GOAL: Repeat each entry as written and leave the images out of the copy.

Begin RECORDS TO USE

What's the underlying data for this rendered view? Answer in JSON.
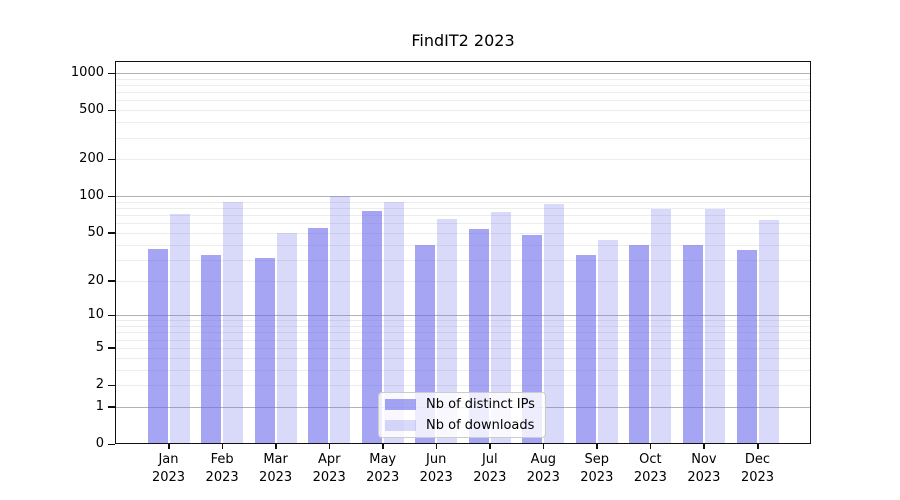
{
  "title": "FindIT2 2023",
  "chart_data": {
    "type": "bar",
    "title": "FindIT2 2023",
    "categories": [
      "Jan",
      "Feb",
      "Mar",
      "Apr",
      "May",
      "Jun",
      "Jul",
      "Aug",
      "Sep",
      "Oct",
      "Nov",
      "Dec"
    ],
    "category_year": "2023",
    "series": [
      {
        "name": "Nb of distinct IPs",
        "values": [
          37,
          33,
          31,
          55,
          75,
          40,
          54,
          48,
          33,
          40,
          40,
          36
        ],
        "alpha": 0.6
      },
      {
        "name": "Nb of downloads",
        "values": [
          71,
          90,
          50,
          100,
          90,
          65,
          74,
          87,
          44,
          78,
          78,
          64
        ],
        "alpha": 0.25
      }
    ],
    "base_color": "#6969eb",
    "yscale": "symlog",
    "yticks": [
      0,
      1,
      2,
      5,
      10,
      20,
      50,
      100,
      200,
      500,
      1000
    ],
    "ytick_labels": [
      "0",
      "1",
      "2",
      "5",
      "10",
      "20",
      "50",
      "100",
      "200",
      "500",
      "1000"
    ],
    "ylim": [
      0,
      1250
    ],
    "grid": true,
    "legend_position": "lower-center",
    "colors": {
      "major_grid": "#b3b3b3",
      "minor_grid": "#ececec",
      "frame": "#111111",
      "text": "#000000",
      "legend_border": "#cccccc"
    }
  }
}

End RECORDS TO USE

OUTPUT BELOW:
What's the underlying data for this rendered view? Answer in JSON.
{
  "title": "FindIT2 2023",
  "chart_data": {
    "type": "bar",
    "title": "FindIT2 2023",
    "categories": [
      "Jan",
      "Feb",
      "Mar",
      "Apr",
      "May",
      "Jun",
      "Jul",
      "Aug",
      "Sep",
      "Oct",
      "Nov",
      "Dec"
    ],
    "category_year": "2023",
    "series": [
      {
        "name": "Nb of distinct IPs",
        "values": [
          37,
          33,
          31,
          55,
          75,
          40,
          54,
          48,
          33,
          40,
          40,
          36
        ],
        "alpha": 0.6
      },
      {
        "name": "Nb of downloads",
        "values": [
          71,
          90,
          50,
          100,
          90,
          65,
          74,
          87,
          44,
          78,
          78,
          64
        ],
        "alpha": 0.25
      }
    ],
    "base_color": "#6969eb",
    "yscale": "symlog",
    "yticks": [
      0,
      1,
      2,
      5,
      10,
      20,
      50,
      100,
      200,
      500,
      1000
    ],
    "ytick_labels": [
      "0",
      "1",
      "2",
      "5",
      "10",
      "20",
      "50",
      "100",
      "200",
      "500",
      "1000"
    ],
    "ylim": [
      0,
      1250
    ],
    "grid": true,
    "legend_position": "lower-center",
    "colors": {
      "major_grid": "#b3b3b3",
      "minor_grid": "#ececec",
      "frame": "#111111",
      "text": "#000000",
      "legend_border": "#cccccc"
    }
  }
}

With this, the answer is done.